TASK TO CARRY OUT: Read the material below and tally how many lines hold the word "عطية", giving the number and nothing else.

ENTRIES SUPPLIED:
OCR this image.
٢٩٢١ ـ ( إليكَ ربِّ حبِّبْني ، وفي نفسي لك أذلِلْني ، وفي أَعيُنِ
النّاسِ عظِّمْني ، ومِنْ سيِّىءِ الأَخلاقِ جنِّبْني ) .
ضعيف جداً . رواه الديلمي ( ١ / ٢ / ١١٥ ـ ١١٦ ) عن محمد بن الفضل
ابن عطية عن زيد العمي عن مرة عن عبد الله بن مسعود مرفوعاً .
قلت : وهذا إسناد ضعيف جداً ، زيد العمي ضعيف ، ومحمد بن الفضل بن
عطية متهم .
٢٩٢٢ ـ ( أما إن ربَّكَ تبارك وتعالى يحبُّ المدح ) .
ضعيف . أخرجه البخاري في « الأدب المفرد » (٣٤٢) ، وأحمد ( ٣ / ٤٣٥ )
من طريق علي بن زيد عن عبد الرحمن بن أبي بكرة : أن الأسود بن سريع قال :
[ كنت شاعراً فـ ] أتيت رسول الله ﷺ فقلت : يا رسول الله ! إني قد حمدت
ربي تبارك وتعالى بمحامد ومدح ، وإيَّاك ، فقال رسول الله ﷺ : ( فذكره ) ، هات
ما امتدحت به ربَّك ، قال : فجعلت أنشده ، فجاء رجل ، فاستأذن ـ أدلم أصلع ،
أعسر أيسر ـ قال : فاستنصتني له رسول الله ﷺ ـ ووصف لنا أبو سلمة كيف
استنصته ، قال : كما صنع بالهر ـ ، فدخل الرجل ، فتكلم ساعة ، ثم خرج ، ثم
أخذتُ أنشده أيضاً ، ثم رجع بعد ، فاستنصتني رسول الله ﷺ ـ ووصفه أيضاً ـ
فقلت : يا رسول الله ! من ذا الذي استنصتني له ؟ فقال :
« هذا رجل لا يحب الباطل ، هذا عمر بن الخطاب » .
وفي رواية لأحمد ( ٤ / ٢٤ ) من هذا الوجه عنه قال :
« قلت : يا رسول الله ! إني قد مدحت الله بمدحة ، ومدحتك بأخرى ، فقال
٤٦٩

THE RESPONSE: 2